● MATERIAL FOR THIS TASK:
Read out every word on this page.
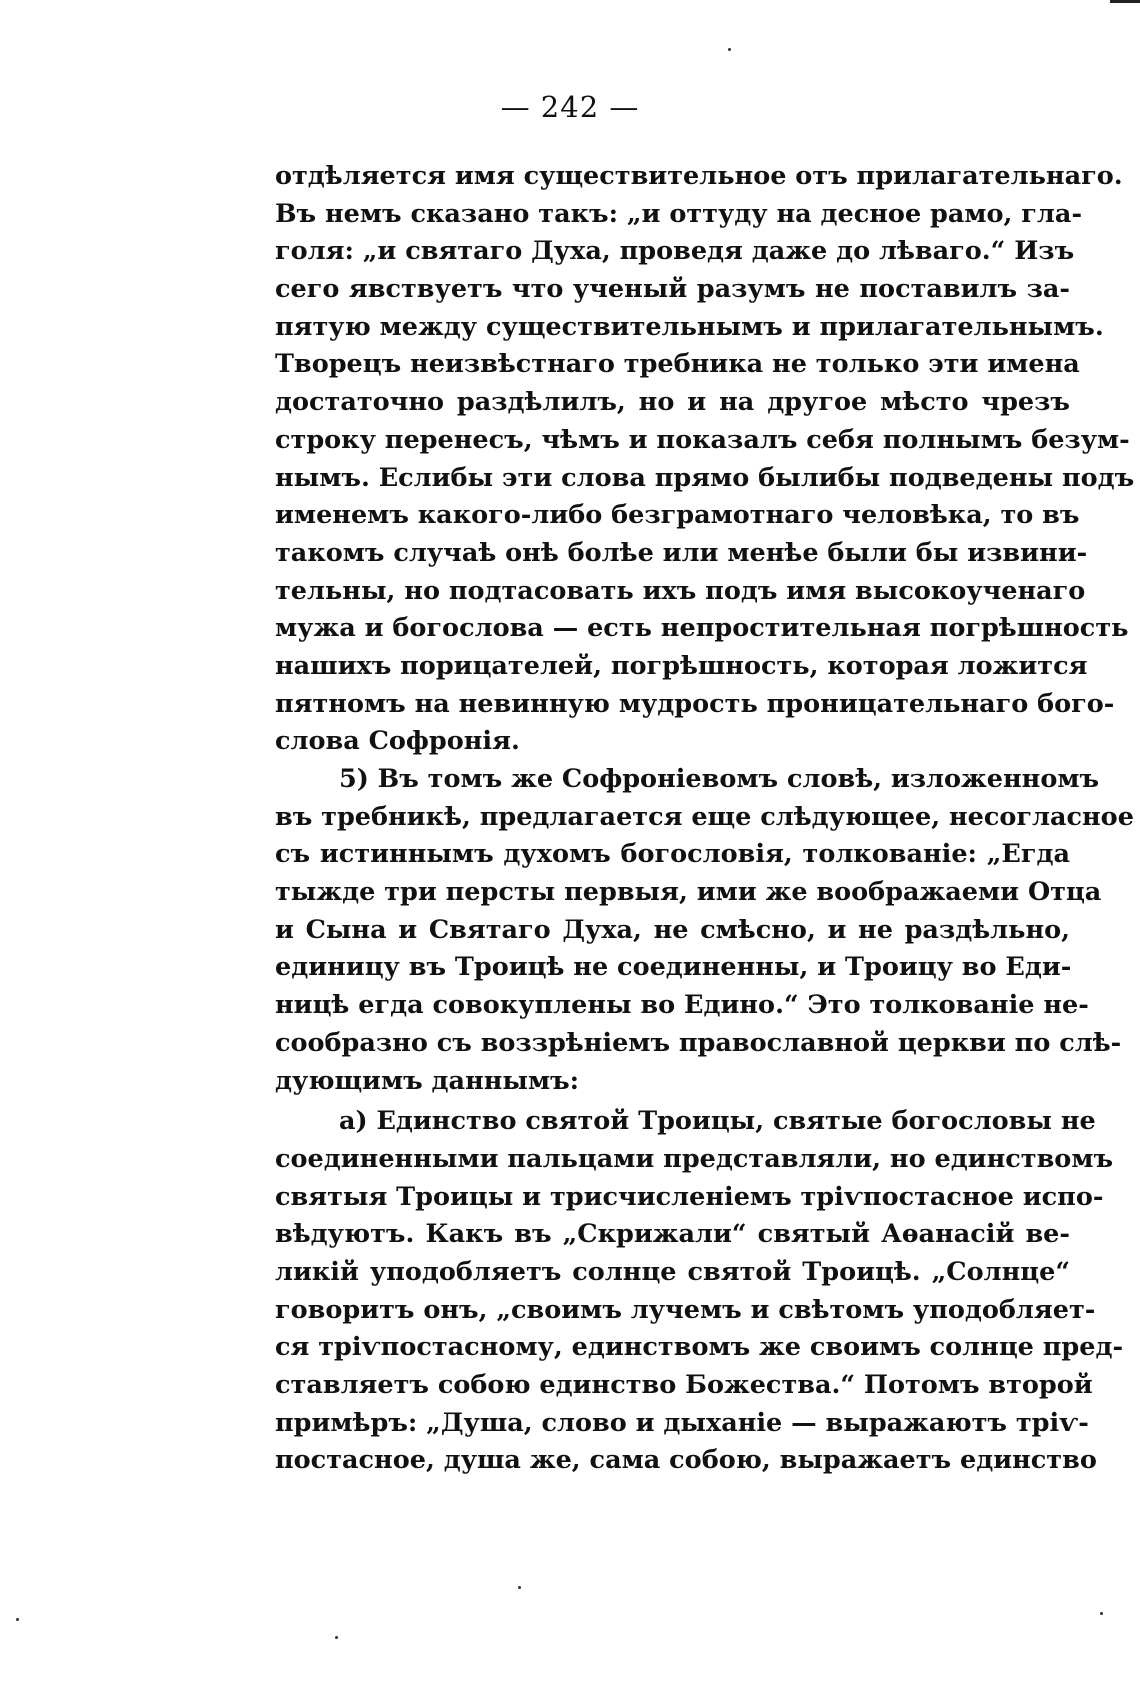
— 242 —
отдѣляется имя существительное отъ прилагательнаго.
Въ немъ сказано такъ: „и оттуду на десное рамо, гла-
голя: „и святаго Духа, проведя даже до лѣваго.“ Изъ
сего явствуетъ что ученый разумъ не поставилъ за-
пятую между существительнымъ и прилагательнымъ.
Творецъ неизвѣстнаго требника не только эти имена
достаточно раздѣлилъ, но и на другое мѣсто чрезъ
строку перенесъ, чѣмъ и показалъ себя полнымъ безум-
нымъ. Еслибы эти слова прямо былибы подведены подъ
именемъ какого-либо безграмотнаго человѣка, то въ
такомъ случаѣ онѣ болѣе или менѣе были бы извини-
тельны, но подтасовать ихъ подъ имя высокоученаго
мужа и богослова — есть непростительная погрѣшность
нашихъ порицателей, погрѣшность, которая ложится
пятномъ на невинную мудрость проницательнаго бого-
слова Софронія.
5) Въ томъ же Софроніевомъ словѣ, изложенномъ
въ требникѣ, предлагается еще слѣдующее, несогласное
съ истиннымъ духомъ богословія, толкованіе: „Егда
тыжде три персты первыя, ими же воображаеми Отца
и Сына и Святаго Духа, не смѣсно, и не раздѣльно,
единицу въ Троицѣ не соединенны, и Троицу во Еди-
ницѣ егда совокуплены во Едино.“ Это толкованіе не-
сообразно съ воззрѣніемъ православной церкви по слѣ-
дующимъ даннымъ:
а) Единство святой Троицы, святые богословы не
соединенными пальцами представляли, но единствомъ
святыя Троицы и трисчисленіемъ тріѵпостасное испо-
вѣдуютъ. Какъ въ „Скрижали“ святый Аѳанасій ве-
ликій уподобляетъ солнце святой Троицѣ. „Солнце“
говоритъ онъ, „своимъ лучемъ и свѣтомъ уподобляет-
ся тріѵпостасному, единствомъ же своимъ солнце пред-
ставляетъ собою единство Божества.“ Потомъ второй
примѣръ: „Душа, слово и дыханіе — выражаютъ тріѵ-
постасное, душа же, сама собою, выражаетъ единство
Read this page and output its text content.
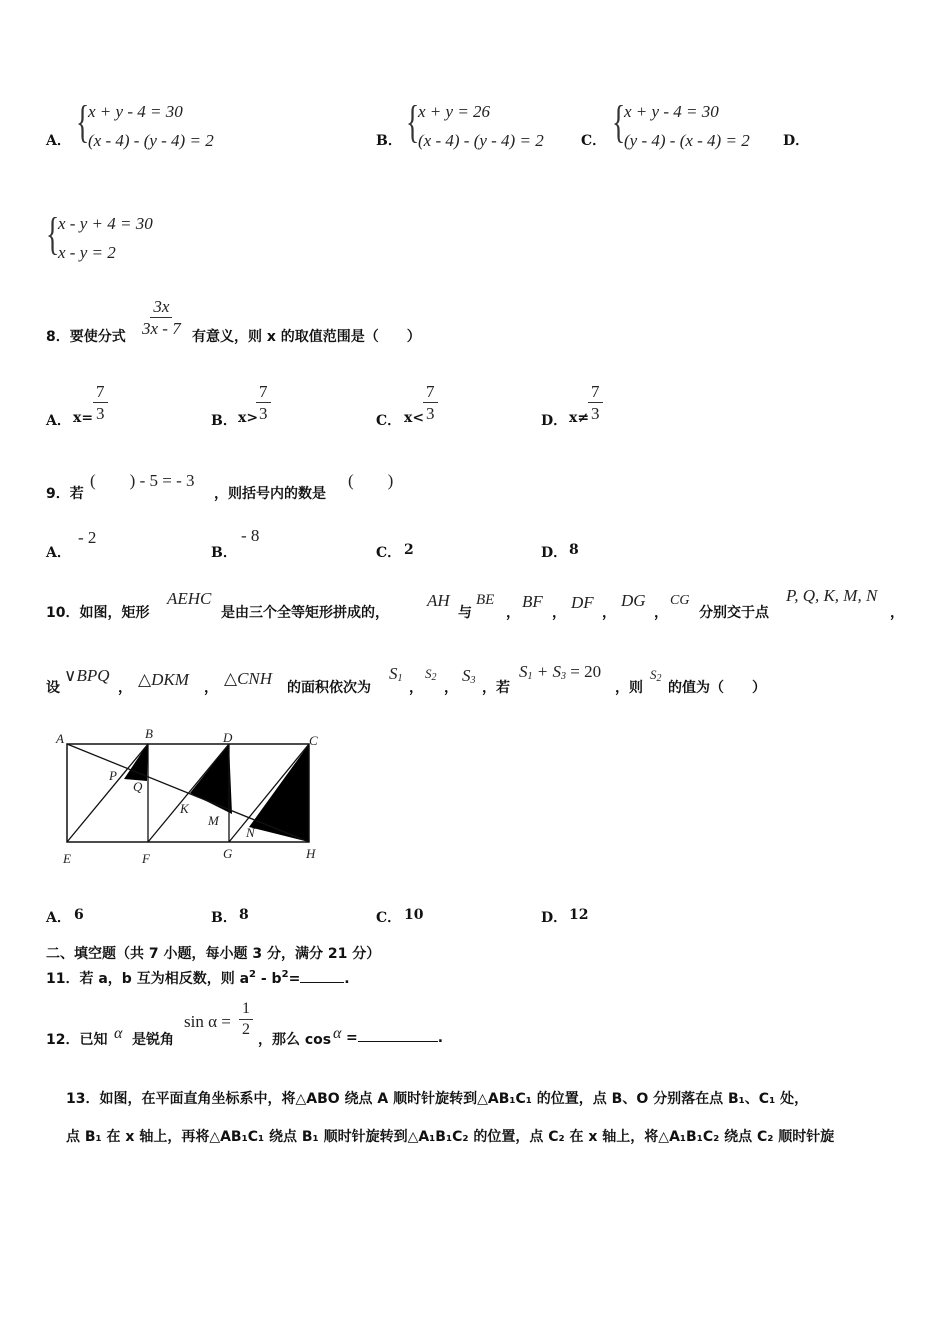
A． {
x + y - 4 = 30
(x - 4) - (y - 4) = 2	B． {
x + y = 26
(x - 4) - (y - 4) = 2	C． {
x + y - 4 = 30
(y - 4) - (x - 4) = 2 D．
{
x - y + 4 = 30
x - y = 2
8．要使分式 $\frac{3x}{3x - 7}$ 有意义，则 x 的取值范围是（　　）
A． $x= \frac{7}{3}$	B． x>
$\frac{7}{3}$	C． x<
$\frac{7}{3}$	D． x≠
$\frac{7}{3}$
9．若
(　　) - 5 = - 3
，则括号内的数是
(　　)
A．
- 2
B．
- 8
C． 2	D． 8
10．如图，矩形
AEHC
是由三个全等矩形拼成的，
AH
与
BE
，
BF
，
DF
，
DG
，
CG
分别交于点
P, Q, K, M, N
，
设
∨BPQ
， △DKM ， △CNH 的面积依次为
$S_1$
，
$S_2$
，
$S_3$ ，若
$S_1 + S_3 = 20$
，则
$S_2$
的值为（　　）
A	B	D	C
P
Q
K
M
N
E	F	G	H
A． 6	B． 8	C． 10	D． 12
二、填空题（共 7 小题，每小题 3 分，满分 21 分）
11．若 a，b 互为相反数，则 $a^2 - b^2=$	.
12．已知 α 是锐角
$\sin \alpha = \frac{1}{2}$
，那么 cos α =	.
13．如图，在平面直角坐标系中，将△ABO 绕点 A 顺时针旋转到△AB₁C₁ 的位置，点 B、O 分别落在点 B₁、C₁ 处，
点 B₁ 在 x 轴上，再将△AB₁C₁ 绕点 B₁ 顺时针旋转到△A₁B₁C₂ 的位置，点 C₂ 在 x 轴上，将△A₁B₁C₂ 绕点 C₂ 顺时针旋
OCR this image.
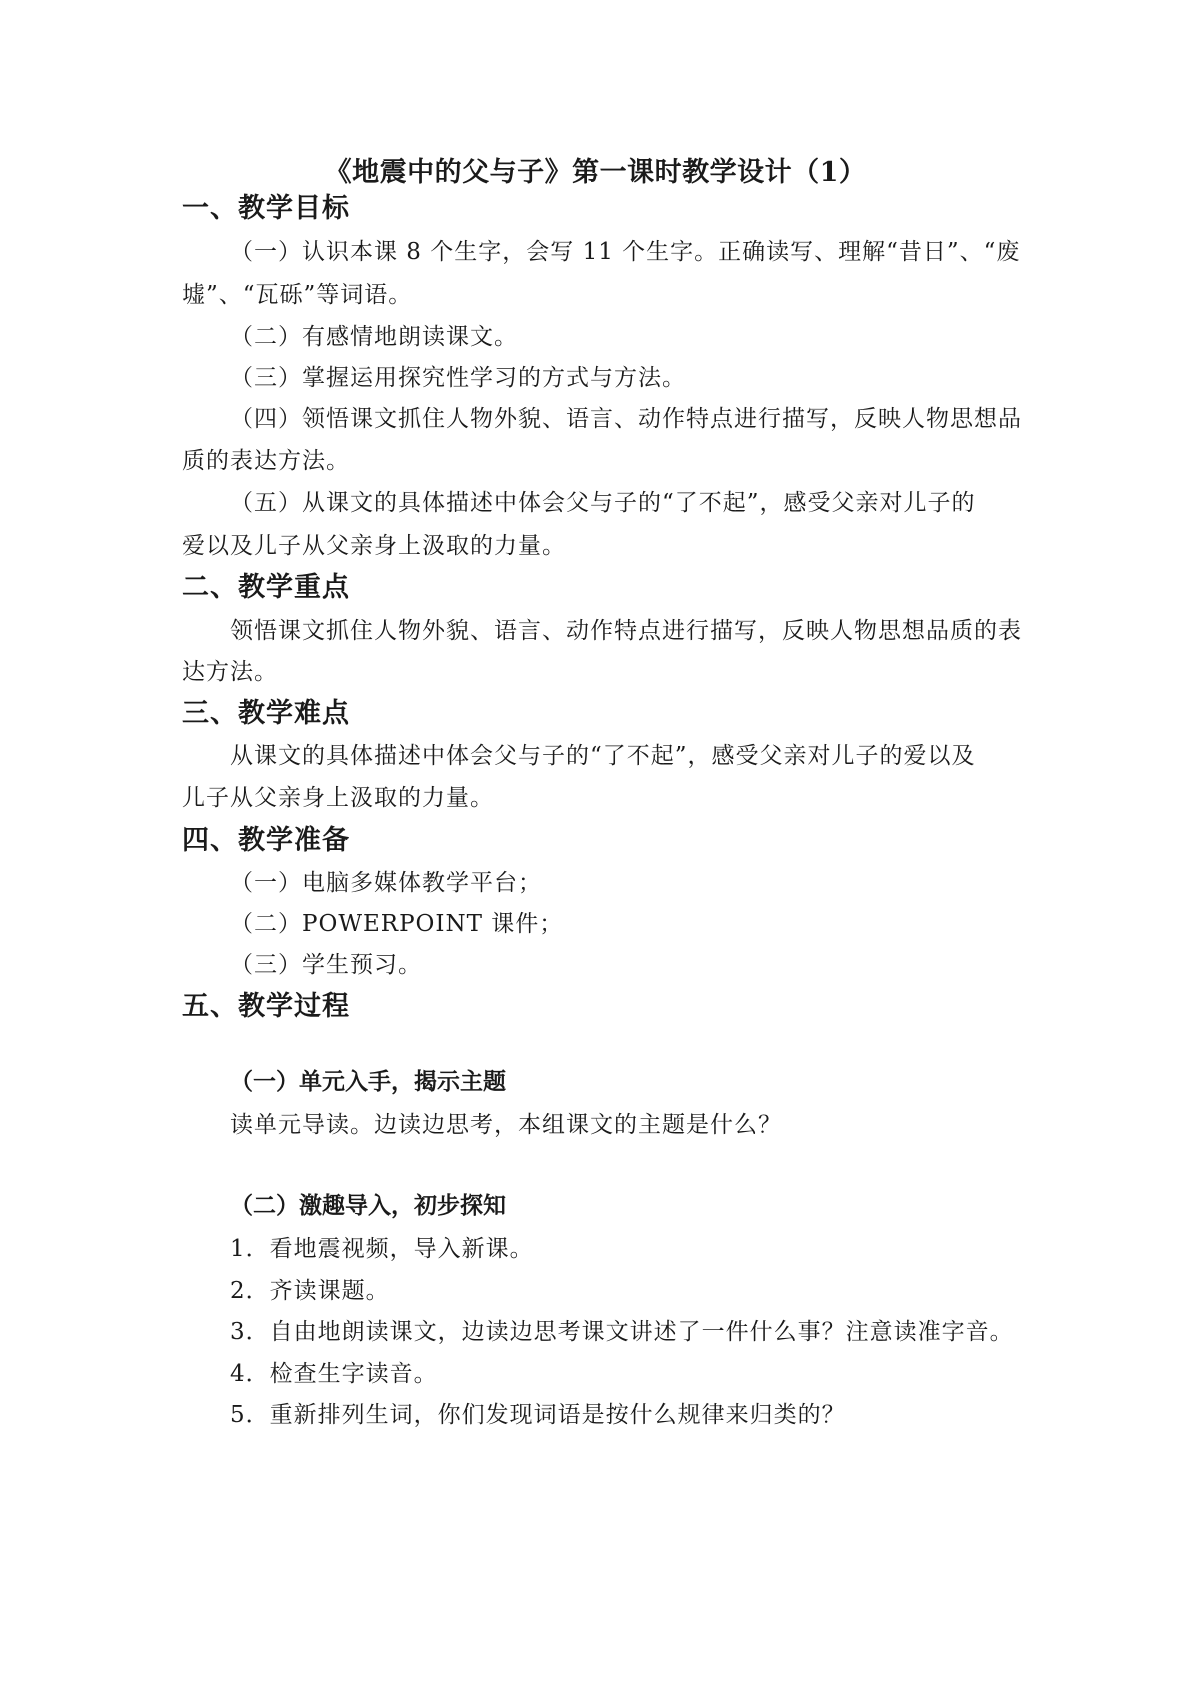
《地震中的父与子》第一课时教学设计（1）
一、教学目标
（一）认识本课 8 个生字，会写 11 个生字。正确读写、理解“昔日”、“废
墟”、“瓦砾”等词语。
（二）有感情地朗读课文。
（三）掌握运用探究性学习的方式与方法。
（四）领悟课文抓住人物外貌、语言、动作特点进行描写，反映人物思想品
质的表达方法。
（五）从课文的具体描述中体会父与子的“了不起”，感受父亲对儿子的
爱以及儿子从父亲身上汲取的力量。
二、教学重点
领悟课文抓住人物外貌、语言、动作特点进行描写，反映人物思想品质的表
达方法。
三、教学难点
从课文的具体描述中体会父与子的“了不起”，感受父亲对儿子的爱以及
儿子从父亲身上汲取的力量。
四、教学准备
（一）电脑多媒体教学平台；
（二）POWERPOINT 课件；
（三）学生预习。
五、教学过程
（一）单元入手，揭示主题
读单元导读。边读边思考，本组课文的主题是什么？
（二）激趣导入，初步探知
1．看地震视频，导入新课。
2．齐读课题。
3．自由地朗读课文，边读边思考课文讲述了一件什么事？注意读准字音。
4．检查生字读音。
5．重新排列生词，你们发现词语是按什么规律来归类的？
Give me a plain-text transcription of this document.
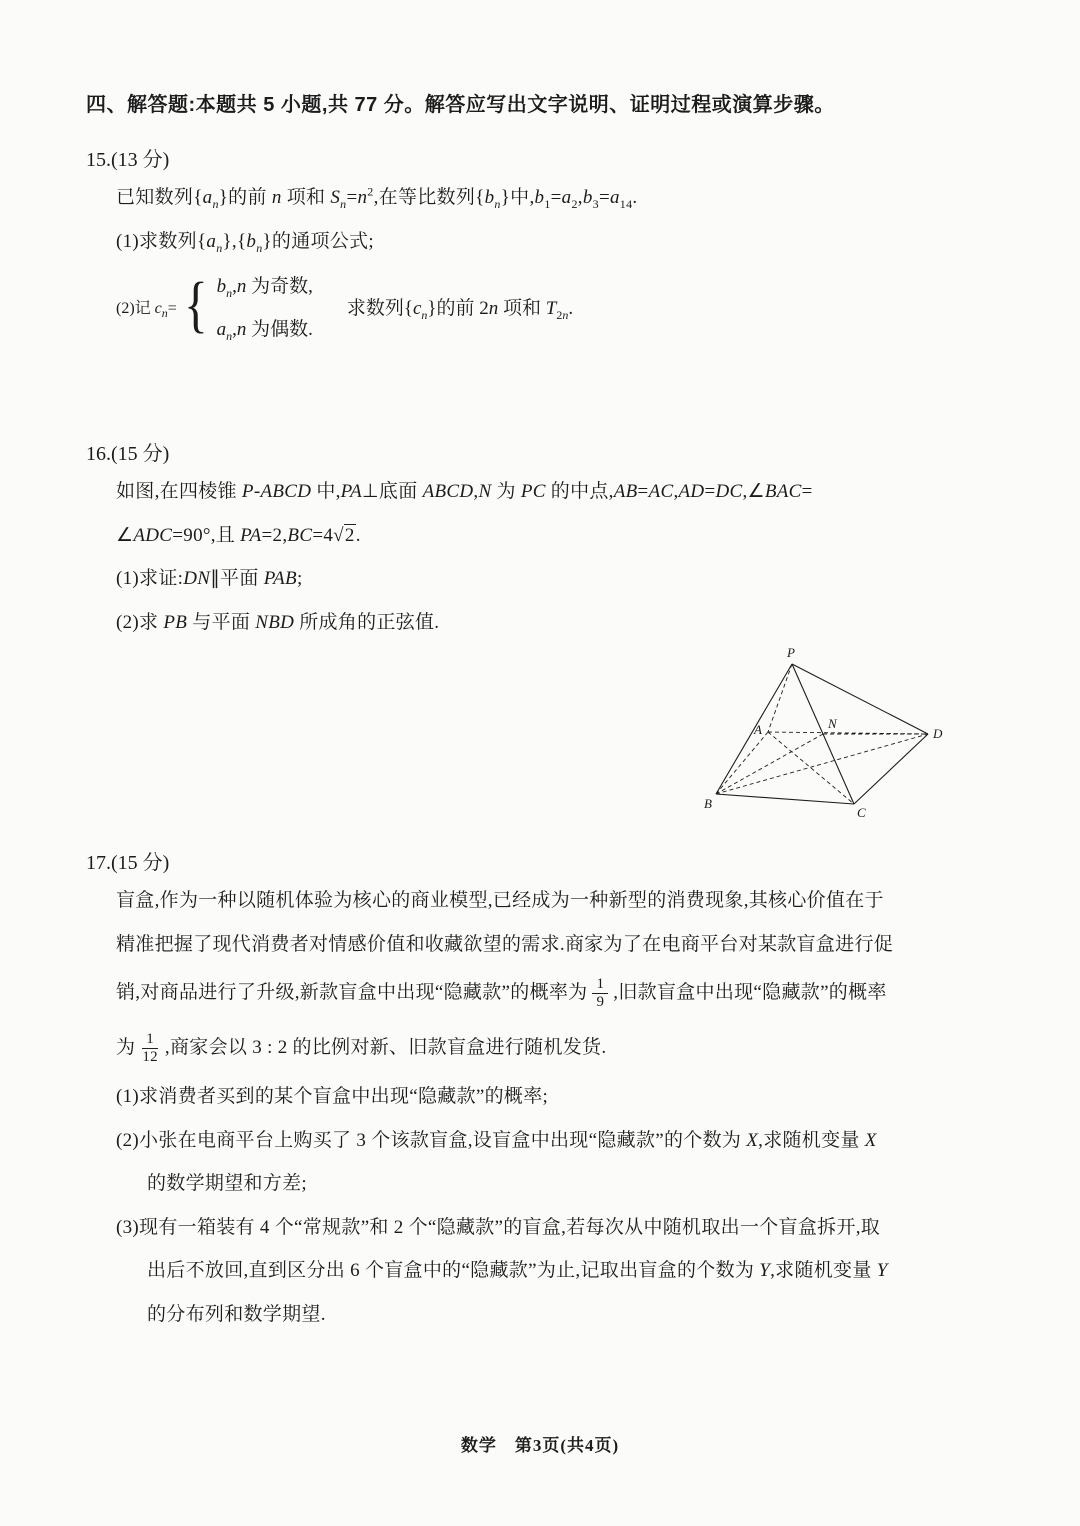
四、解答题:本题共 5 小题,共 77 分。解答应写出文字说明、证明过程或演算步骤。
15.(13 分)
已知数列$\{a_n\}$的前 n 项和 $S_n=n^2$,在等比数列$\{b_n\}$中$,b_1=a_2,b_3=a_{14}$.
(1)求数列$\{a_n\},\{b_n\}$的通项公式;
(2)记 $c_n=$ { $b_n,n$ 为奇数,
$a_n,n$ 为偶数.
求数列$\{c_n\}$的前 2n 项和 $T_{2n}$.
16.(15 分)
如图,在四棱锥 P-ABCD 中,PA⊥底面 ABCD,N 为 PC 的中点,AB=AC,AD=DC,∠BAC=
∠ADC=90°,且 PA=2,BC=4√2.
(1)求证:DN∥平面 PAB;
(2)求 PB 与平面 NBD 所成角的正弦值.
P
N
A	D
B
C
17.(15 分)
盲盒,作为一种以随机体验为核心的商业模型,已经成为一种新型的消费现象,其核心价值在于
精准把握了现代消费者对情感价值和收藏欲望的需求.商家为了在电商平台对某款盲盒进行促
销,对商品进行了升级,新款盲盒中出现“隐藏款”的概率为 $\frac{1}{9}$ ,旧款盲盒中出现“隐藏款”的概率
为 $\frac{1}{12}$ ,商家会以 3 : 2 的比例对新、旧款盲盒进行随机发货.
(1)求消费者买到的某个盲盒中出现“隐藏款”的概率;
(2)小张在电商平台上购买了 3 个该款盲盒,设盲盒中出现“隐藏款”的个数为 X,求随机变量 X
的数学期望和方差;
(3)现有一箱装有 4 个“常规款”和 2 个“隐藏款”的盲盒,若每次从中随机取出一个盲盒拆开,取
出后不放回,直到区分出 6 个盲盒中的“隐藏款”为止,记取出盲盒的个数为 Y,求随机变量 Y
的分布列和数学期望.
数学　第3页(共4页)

● INSTRUCTIONS TO FOLLOW: Above are the records. Identify each line that contains the word "собою".

● RESPONSE TO THE EXERCISE:
ставляетъ собою единство Божества.“ Потомъ второй
постасное, душа же, сама собою, выражаетъ единство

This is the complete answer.